- _Stored items_:
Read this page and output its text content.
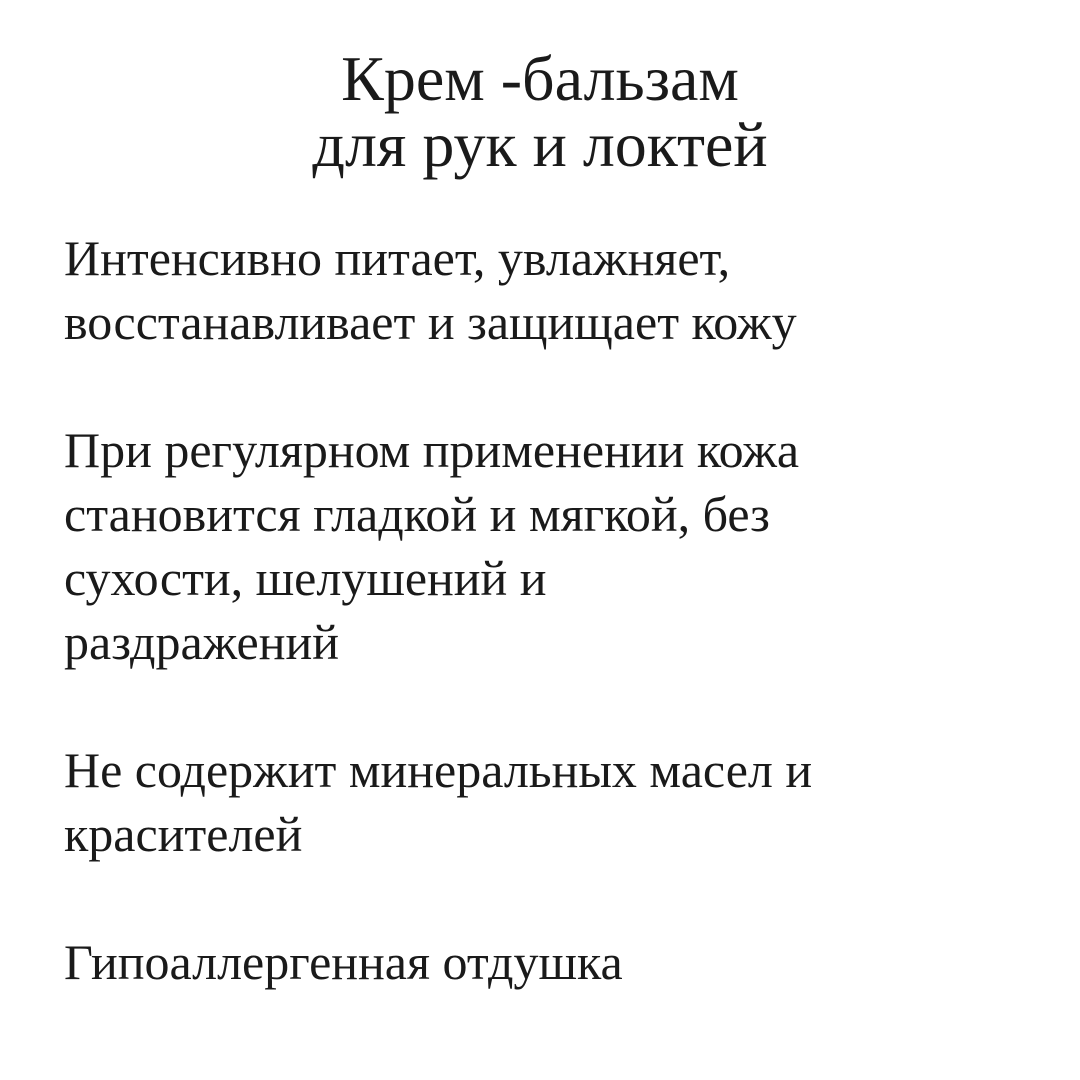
Крем -бальзам
для рук и локтей

Интенсивно питает, увлажняет,
восстанавливает и защищает кожу

При регулярном применении кожа
становится гладкой и мягкой, без
сухости, шелушений и
раздражений

Не содержит минеральных масел и
красителей

Гипоаллергенная отдушка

- _PROBLEM REQUIREMENTS_: Go through the listing above and write it out again exactly, dropping the pictures.

- _EXERCISE RESPONSE_:
Read this page and output its text content.
Крем -бальзам
для рук и локтей

Интенсивно питает, увлажняет,
восстанавливает и защищает кожу

При регулярном применении кожа
становится гладкой и мягкой, без
сухости, шелушений и
раздражений

Не содержит минеральных масел и
красителей

Гипоаллергенная отдушка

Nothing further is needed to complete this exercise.